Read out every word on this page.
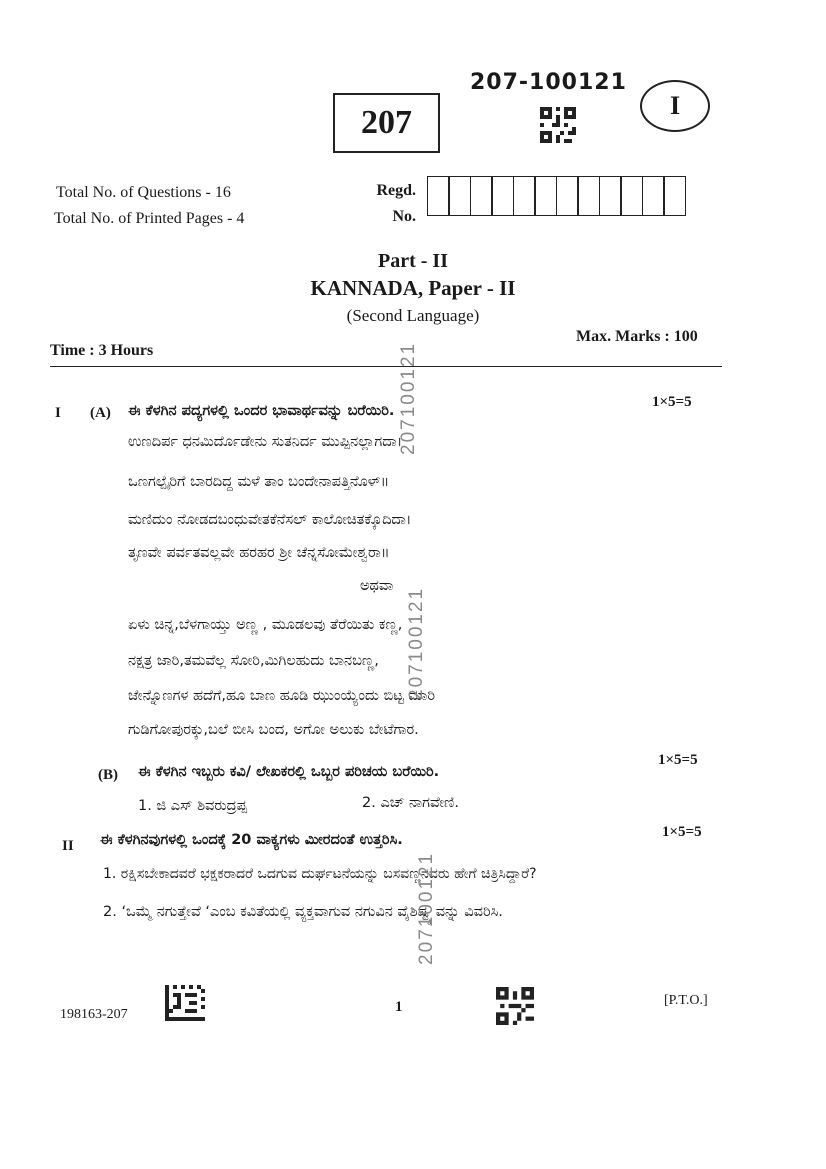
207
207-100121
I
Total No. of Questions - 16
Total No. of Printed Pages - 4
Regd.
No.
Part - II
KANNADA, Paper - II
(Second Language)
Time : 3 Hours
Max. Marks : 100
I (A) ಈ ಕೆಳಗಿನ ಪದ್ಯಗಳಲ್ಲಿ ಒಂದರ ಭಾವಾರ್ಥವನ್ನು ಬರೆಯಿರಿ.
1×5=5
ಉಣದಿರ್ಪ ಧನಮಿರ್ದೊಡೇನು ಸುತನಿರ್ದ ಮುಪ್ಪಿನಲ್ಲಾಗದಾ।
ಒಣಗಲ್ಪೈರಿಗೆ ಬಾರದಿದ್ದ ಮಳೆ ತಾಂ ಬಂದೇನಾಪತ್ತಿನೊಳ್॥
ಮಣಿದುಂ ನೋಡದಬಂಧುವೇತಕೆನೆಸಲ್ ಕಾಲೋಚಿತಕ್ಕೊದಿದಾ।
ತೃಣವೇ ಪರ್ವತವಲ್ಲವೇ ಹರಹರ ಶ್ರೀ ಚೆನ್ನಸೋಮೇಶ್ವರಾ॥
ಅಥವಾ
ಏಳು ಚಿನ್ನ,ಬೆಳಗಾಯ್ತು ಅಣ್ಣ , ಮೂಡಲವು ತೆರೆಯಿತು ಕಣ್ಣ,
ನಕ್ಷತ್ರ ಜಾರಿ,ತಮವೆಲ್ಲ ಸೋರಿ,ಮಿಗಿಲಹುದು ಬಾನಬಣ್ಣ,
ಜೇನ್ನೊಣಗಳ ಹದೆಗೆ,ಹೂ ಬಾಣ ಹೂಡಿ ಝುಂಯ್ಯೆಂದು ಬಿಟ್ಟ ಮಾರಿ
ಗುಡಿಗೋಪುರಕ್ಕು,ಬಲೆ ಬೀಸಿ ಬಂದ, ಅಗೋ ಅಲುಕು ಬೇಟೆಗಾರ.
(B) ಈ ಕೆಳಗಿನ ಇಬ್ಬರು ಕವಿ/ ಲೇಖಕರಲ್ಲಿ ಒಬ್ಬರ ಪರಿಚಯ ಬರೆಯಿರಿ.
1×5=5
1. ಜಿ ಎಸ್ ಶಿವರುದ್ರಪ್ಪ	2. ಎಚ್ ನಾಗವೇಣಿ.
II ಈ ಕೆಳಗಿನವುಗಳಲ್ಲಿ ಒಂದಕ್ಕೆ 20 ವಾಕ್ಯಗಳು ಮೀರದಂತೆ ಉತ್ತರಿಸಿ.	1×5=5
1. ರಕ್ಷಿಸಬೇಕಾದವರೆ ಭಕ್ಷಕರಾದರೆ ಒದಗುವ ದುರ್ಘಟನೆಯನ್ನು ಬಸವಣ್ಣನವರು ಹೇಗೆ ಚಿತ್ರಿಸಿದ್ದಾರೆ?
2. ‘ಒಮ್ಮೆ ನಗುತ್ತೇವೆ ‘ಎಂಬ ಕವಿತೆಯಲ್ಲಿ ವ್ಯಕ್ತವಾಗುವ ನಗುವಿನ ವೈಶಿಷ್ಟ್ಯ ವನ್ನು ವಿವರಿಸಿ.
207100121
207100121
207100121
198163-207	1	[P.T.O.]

+ + +

Leave out the pictures and transcribe the entries above exactly.

Read out every word on this page.
207
207-100121
I
Total No. of Questions - 16
Total No. of Printed Pages - 4
Regd.
No.
Part - II
KANNADA, Paper - II
(Second Language)
Time : 3 Hours
Max. Marks : 100
I (A) ಈ ಕೆಳಗಿನ ಪದ್ಯಗಳಲ್ಲಿ ಒಂದರ ಭಾವಾರ್ಥವನ್ನು ಬರೆಯಿರಿ.
1×5=5
ಉಣದಿರ್ಪ ಧನಮಿರ್ದೊಡೇನು ಸುತನಿರ್ದ ಮುಪ್ಪಿನಲ್ಲಾಗದಾ।
ಒಣಗಲ್ಪೈರಿಗೆ ಬಾರದಿದ್ದ ಮಳೆ ತಾಂ ಬಂದೇನಾಪತ್ತಿನೊಳ್॥
ಮಣಿದುಂ ನೋಡದಬಂಧುವೇತಕೆನೆಸಲ್ ಕಾಲೋಚಿತಕ್ಕೊದಿದಾ।
ತೃಣವೇ ಪರ್ವತವಲ್ಲವೇ ಹರಹರ ಶ್ರೀ ಚೆನ್ನಸೋಮೇಶ್ವರಾ॥
ಅಥವಾ
ಏಳು ಚಿನ್ನ,ಬೆಳಗಾಯ್ತು ಅಣ್ಣ , ಮೂಡಲವು ತೆರೆಯಿತು ಕಣ್ಣ,
ನಕ್ಷತ್ರ ಜಾರಿ,ತಮವೆಲ್ಲ ಸೋರಿ,ಮಿಗಿಲಹುದು ಬಾನಬಣ್ಣ,
ಜೇನ್ನೊಣಗಳ ಹದೆಗೆ,ಹೂ ಬಾಣ ಹೂಡಿ ಝುಂಯ್ಯೆಂದು ಬಿಟ್ಟ ಮಾರಿ
ಗುಡಿಗೋಪುರಕ್ಕು,ಬಲೆ ಬೀಸಿ ಬಂದ, ಅಗೋ ಅಲುಕು ಬೇಟೆಗಾರ.
(B) ಈ ಕೆಳಗಿನ ಇಬ್ಬರು ಕವಿ/ ಲೇಖಕರಲ್ಲಿ ಒಬ್ಬರ ಪರಿಚಯ ಬರೆಯಿರಿ.
1×5=5
1. ಜಿ ಎಸ್ ಶಿವರುದ್ರಪ್ಪ	2. ಎಚ್ ನಾಗವೇಣಿ.
II ಈ ಕೆಳಗಿನವುಗಳಲ್ಲಿ ಒಂದಕ್ಕೆ 20 ವಾಕ್ಯಗಳು ಮೀರದಂತೆ ಉತ್ತರಿಸಿ.	1×5=5
1. ರಕ್ಷಿಸಬೇಕಾದವರೆ ಭಕ್ಷಕರಾದರೆ ಒದಗುವ ದುರ್ಘಟನೆಯನ್ನು ಬಸವಣ್ಣನವರು ಹೇಗೆ ಚಿತ್ರಿಸಿದ್ದಾರೆ?
2. ‘ಒಮ್ಮೆ ನಗುತ್ತೇವೆ ‘ಎಂಬ ಕವಿತೆಯಲ್ಲಿ ವ್ಯಕ್ತವಾಗುವ ನಗುವಿನ ವೈಶಿಷ್ಟ್ಯ ವನ್ನು ವಿವರಿಸಿ.
207100121
207100121
207100121
198163-207	1	[P.T.O.]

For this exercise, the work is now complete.